§ **Task brief**: Copy all of the records below verbatim.

§ **Records to use**:
=====

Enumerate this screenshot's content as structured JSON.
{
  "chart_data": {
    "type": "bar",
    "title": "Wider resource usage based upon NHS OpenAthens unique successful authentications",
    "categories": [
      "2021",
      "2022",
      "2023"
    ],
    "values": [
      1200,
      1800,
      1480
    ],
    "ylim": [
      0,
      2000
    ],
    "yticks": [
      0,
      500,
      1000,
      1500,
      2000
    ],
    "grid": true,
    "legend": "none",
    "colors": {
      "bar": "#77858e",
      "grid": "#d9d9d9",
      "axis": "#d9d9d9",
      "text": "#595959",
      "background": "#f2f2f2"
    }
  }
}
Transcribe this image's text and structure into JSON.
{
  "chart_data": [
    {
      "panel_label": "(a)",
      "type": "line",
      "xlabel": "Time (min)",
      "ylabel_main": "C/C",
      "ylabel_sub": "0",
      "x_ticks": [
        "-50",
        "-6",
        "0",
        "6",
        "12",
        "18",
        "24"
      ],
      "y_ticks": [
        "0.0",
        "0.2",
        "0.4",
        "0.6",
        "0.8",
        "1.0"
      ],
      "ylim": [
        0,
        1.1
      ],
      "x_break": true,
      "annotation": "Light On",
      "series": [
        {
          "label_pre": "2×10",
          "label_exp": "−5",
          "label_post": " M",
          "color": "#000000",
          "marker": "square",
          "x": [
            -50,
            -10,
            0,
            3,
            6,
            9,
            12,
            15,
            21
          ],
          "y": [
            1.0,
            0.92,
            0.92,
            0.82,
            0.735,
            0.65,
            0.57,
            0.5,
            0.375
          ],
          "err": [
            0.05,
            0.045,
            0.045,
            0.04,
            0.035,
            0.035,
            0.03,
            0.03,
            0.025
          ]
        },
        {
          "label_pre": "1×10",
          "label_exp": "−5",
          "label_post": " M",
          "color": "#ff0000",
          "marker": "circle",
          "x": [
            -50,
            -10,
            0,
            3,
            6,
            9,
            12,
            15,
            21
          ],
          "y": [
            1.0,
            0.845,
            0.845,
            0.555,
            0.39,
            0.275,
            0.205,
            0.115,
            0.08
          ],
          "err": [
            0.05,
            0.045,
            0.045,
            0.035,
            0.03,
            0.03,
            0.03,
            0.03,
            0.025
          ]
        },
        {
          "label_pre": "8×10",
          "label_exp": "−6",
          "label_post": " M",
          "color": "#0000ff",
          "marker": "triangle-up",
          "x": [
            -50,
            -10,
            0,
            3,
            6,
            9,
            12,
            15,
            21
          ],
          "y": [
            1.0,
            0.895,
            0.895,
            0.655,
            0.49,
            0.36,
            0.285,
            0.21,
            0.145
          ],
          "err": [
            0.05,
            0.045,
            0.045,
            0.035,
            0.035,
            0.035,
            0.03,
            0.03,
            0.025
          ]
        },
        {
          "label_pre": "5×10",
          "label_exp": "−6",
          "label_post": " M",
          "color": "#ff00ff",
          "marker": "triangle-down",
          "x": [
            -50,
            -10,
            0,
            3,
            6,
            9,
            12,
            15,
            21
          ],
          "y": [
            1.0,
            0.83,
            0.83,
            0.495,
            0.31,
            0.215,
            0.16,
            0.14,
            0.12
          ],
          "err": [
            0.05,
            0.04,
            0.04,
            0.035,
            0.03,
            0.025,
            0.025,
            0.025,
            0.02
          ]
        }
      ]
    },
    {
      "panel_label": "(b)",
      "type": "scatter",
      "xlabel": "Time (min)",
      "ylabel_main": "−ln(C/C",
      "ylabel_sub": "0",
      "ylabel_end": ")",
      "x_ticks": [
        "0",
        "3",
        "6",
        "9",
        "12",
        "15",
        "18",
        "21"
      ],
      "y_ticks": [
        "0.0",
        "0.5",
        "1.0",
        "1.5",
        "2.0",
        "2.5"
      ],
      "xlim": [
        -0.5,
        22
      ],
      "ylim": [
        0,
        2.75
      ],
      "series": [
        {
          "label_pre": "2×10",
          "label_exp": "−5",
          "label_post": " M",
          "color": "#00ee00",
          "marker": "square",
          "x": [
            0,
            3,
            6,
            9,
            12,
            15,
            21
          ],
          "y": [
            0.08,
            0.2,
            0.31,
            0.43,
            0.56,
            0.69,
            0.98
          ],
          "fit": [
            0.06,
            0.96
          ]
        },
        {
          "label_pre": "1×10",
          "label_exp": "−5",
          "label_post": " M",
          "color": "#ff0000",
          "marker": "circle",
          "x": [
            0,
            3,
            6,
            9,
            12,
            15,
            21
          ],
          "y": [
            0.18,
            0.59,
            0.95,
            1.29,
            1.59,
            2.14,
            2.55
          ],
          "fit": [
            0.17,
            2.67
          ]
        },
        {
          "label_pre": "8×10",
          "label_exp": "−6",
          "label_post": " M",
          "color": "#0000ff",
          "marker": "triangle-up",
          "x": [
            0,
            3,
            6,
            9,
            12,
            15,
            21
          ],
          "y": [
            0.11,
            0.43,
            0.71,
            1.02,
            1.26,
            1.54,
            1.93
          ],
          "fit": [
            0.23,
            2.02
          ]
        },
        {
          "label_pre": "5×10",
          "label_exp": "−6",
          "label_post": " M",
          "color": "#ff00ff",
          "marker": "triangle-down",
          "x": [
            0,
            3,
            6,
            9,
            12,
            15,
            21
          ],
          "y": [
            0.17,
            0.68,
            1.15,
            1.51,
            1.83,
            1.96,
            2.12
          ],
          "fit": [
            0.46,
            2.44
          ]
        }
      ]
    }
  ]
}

=====

§ **Written reply**:
Enumerate this screenshot's content as structured JSON.
{
  "chart_data": {
    "type": "bar",
    "title": "Wider resource usage based upon NHS OpenAthens unique successful authentications",
    "categories": [
      "2021",
      "2022",
      "2023"
    ],
    "values": [
      1200,
      1800,
      1480
    ],
    "ylim": [
      0,
      2000
    ],
    "yticks": [
      0,
      500,
      1000,
      1500,
      2000
    ],
    "grid": true,
    "legend": "none",
    "colors": {
      "bar": "#77858e",
      "grid": "#d9d9d9",
      "axis": "#d9d9d9",
      "text": "#595959",
      "background": "#f2f2f2"
    }
  }
}
Transcribe this image's text and structure into JSON.
{
  "chart_data": [
    {
      "panel_label": "(a)",
      "type": "line",
      "xlabel": "Time (min)",
      "ylabel_main": "C/C",
      "ylabel_sub": "0",
      "x_ticks": [
        "-50",
        "-6",
        "0",
        "6",
        "12",
        "18",
        "24"
      ],
      "y_ticks": [
        "0.0",
        "0.2",
        "0.4",
        "0.6",
        "0.8",
        "1.0"
      ],
      "ylim": [
        0,
        1.1
      ],
      "x_break": true,
      "annotation": "Light On",
      "series": [
        {
          "label_pre": "2×10",
          "label_exp": "−5",
          "label_post": " M",
          "color": "#000000",
          "marker": "square",
          "x": [
            -50,
            -10,
            0,
            3,
            6,
            9,
            12,
            15,
            21
          ],
          "y": [
            1.0,
            0.92,
            0.92,
            0.82,
            0.735,
            0.65,
            0.57,
            0.5,
            0.375
          ],
          "err": [
            0.05,
            0.045,
            0.045,
            0.04,
            0.035,
            0.035,
            0.03,
            0.03,
            0.025
          ]
        },
        {
          "label_pre": "1×10",
          "label_exp": "−5",
          "label_post": " M",
          "color": "#ff0000",
          "marker": "circle",
          "x": [
            -50,
            -10,
            0,
            3,
            6,
            9,
            12,
            15,
            21
          ],
          "y": [
            1.0,
            0.845,
            0.845,
            0.555,
            0.39,
            0.275,
            0.205,
            0.115,
            0.08
          ],
          "err": [
            0.05,
            0.045,
            0.045,
            0.035,
            0.03,
            0.03,
            0.03,
            0.03,
            0.025
          ]
        },
        {
          "label_pre": "8×10",
          "label_exp": "−6",
          "label_post": " M",
          "color": "#0000ff",
          "marker": "triangle-up",
          "x": [
            -50,
            -10,
            0,
            3,
            6,
            9,
            12,
            15,
            21
          ],
          "y": [
            1.0,
            0.895,
            0.895,
            0.655,
            0.49,
            0.36,
            0.285,
            0.21,
            0.145
          ],
          "err": [
            0.05,
            0.045,
            0.045,
            0.035,
            0.035,
            0.035,
            0.03,
            0.03,
            0.025
          ]
        },
        {
          "label_pre": "5×10",
          "label_exp": "−6",
          "label_post": " M",
          "color": "#ff00ff",
          "marker": "triangle-down",
          "x": [
            -50,
            -10,
            0,
            3,
            6,
            9,
            12,
            15,
            21
          ],
          "y": [
            1.0,
            0.83,
            0.83,
            0.495,
            0.31,
            0.215,
            0.16,
            0.14,
            0.12
          ],
          "err": [
            0.05,
            0.04,
            0.04,
            0.035,
            0.03,
            0.025,
            0.025,
            0.025,
            0.02
          ]
        }
      ]
    },
    {
      "panel_label": "(b)",
      "type": "scatter",
      "xlabel": "Time (min)",
      "ylabel_main": "−ln(C/C",
      "ylabel_sub": "0",
      "ylabel_end": ")",
      "x_ticks": [
        "0",
        "3",
        "6",
        "9",
        "12",
        "15",
        "18",
        "21"
      ],
      "y_ticks": [
        "0.0",
        "0.5",
        "1.0",
        "1.5",
        "2.0",
        "2.5"
      ],
      "xlim": [
        -0.5,
        22
      ],
      "ylim": [
        0,
        2.75
      ],
      "series": [
        {
          "label_pre": "2×10",
          "label_exp": "−5",
          "label_post": " M",
          "color": "#00ee00",
          "marker": "square",
          "x": [
            0,
            3,
            6,
            9,
            12,
            15,
            21
          ],
          "y": [
            0.08,
            0.2,
            0.31,
            0.43,
            0.56,
            0.69,
            0.98
          ],
          "fit": [
            0.06,
            0.96
          ]
        },
        {
          "label_pre": "1×10",
          "label_exp": "−5",
          "label_post": " M",
          "color": "#ff0000",
          "marker": "circle",
          "x": [
            0,
            3,
            6,
            9,
            12,
            15,
            21
          ],
          "y": [
            0.18,
            0.59,
            0.95,
            1.29,
            1.59,
            2.14,
            2.55
          ],
          "fit": [
            0.17,
            2.67
          ]
        },
        {
          "label_pre": "8×10",
          "label_exp": "−6",
          "label_post": " M",
          "color": "#0000ff",
          "marker": "triangle-up",
          "x": [
            0,
            3,
            6,
            9,
            12,
            15,
            21
          ],
          "y": [
            0.11,
            0.43,
            0.71,
            1.02,
            1.26,
            1.54,
            1.93
          ],
          "fit": [
            0.23,
            2.02
          ]
        },
        {
          "label_pre": "5×10",
          "label_exp": "−6",
          "label_post": " M",
          "color": "#ff00ff",
          "marker": "triangle-down",
          "x": [
            0,
            3,
            6,
            9,
            12,
            15,
            21
          ],
          "y": [
            0.17,
            0.68,
            1.15,
            1.51,
            1.83,
            1.96,
            2.12
          ],
          "fit": [
            0.46,
            2.44
          ]
        }
      ]
    }
  ]
}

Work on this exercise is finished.